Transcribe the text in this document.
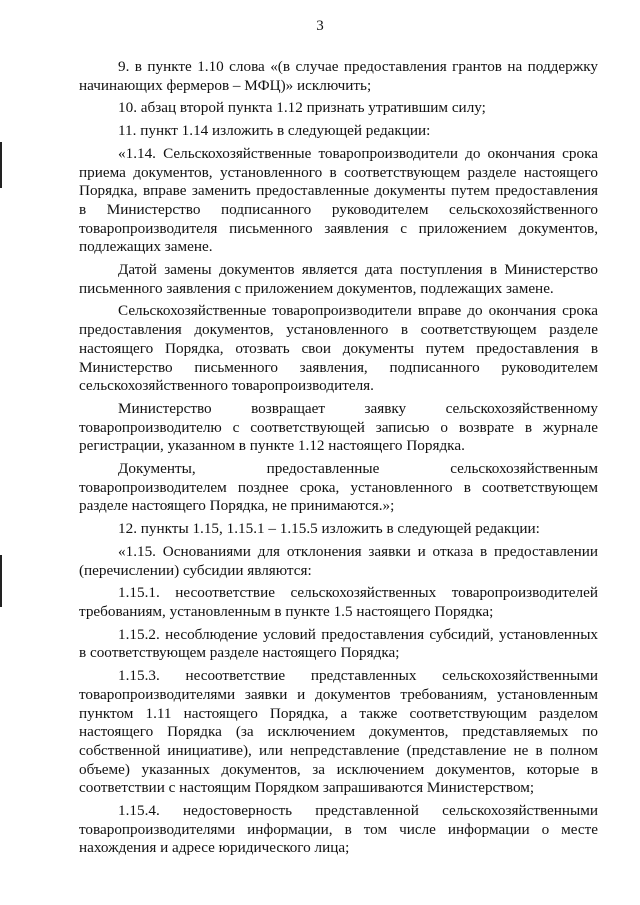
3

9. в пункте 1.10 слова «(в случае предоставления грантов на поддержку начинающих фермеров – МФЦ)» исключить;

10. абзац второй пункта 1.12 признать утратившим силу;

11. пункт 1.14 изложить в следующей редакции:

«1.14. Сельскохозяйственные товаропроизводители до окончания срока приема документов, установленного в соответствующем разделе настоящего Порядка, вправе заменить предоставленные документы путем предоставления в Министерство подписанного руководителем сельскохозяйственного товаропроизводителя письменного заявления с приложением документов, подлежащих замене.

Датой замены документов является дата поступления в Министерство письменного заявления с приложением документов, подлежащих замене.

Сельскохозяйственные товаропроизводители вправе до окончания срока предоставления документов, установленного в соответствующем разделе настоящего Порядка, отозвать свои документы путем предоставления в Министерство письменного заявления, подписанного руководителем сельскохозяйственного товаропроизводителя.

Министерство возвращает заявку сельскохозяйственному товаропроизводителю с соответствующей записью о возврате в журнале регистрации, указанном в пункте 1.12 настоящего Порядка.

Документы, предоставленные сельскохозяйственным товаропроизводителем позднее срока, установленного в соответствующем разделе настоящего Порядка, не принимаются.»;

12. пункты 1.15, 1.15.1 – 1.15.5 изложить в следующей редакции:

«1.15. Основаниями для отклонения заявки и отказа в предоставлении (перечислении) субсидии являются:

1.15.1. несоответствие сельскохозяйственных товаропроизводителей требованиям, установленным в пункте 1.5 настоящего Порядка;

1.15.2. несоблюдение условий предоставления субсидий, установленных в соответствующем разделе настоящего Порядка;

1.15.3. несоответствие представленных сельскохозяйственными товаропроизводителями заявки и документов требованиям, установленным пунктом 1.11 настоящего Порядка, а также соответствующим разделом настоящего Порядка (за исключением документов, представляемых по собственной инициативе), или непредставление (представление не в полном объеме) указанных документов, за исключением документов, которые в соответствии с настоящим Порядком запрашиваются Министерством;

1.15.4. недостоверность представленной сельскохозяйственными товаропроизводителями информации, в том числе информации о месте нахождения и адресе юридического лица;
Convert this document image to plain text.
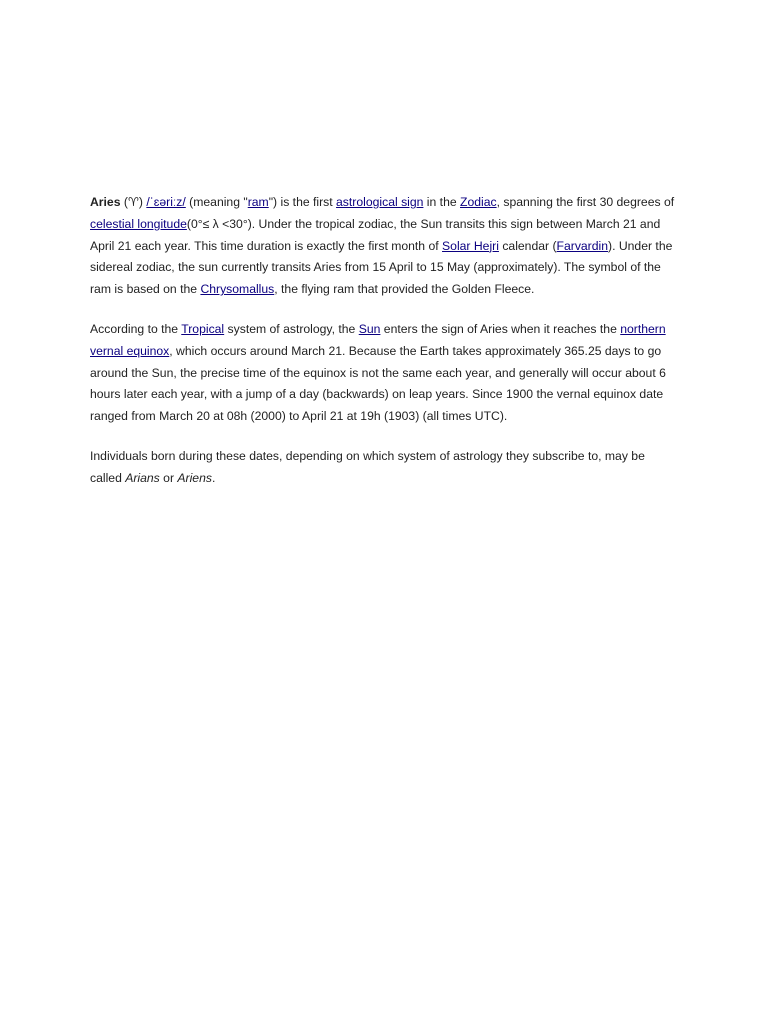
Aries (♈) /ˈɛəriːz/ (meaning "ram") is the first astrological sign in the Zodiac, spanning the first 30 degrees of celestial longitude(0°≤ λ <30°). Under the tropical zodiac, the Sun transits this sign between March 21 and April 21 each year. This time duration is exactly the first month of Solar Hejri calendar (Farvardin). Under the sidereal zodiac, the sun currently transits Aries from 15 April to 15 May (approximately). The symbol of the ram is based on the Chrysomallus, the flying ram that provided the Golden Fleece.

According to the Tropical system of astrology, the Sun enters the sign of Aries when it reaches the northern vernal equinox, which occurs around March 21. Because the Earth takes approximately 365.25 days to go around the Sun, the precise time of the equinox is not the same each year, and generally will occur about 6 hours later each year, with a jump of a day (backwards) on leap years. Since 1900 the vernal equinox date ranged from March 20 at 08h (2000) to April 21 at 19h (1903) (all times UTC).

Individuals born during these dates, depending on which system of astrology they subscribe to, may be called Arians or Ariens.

- **EXERCISE**
Make an exact copy of the data above, pictures excluded.

- **WORKED SOLUTION**
Transcribe the text in this document.
3

9. в пункте 1.10 слова «(в случае предоставления грантов на поддержку начинающих фермеров – МФЦ)» исключить;

10. абзац второй пункта 1.12 признать утратившим силу;

11. пункт 1.14 изложить в следующей редакции:

«1.14. Сельскохозяйственные товаропроизводители до окончания срока приема документов, установленного в соответствующем разделе настоящего Порядка, вправе заменить предоставленные документы путем предоставления в Министерство подписанного руководителем сельскохозяйственного товаропроизводителя письменного заявления с приложением документов, подлежащих замене.

Датой замены документов является дата поступления в Министерство письменного заявления с приложением документов, подлежащих замене.

Сельскохозяйственные товаропроизводители вправе до окончания срока предоставления документов, установленного в соответствующем разделе настоящего Порядка, отозвать свои документы путем предоставления в Министерство письменного заявления, подписанного руководителем сельскохозяйственного товаропроизводителя.

Министерство возвращает заявку сельскохозяйственному товаропроизводителю с соответствующей записью о возврате в журнале регистрации, указанном в пункте 1.12 настоящего Порядка.

Документы, предоставленные сельскохозяйственным товаропроизводителем позднее срока, установленного в соответствующем разделе настоящего Порядка, не принимаются.»;

12. пункты 1.15, 1.15.1 – 1.15.5 изложить в следующей редакции:

«1.15. Основаниями для отклонения заявки и отказа в предоставлении (перечислении) субсидии являются:

1.15.1. несоответствие сельскохозяйственных товаропроизводителей требованиям, установленным в пункте 1.5 настоящего Порядка;

1.15.2. несоблюдение условий предоставления субсидий, установленных в соответствующем разделе настоящего Порядка;

1.15.3. несоответствие представленных сельскохозяйственными товаропроизводителями заявки и документов требованиям, установленным пунктом 1.11 настоящего Порядка, а также соответствующим разделом настоящего Порядка (за исключением документов, представляемых по собственной инициативе), или непредставление (представление не в полном объеме) указанных документов, за исключением документов, которые в соответствии с настоящим Порядком запрашиваются Министерством;

1.15.4. недостоверность представленной сельскохозяйственными товаропроизводителями информации, в том числе информации о месте нахождения и адресе юридического лица;
Convert this document image to plain text.
Aries (♈) /ˈɛəriːz/ (meaning "ram") is the first astrological sign in the Zodiac, spanning the first 30 degrees of celestial longitude(0°≤ λ <30°). Under the tropical zodiac, the Sun transits this sign between March 21 and April 21 each year. This time duration is exactly the first month of Solar Hejri calendar (Farvardin). Under the sidereal zodiac, the sun currently transits Aries from 15 April to 15 May (approximately). The symbol of the ram is based on the Chrysomallus, the flying ram that provided the Golden Fleece.

According to the Tropical system of astrology, the Sun enters the sign of Aries when it reaches the northern vernal equinox, which occurs around March 21. Because the Earth takes approximately 365.25 days to go around the Sun, the precise time of the equinox is not the same each year, and generally will occur about 6 hours later each year, with a jump of a day (backwards) on leap years. Since 1900 the vernal equinox date ranged from March 20 at 08h (2000) to April 21 at 19h (1903) (all times UTC).

Individuals born during these dates, depending on which system of astrology they subscribe to, may be called Arians or Ariens.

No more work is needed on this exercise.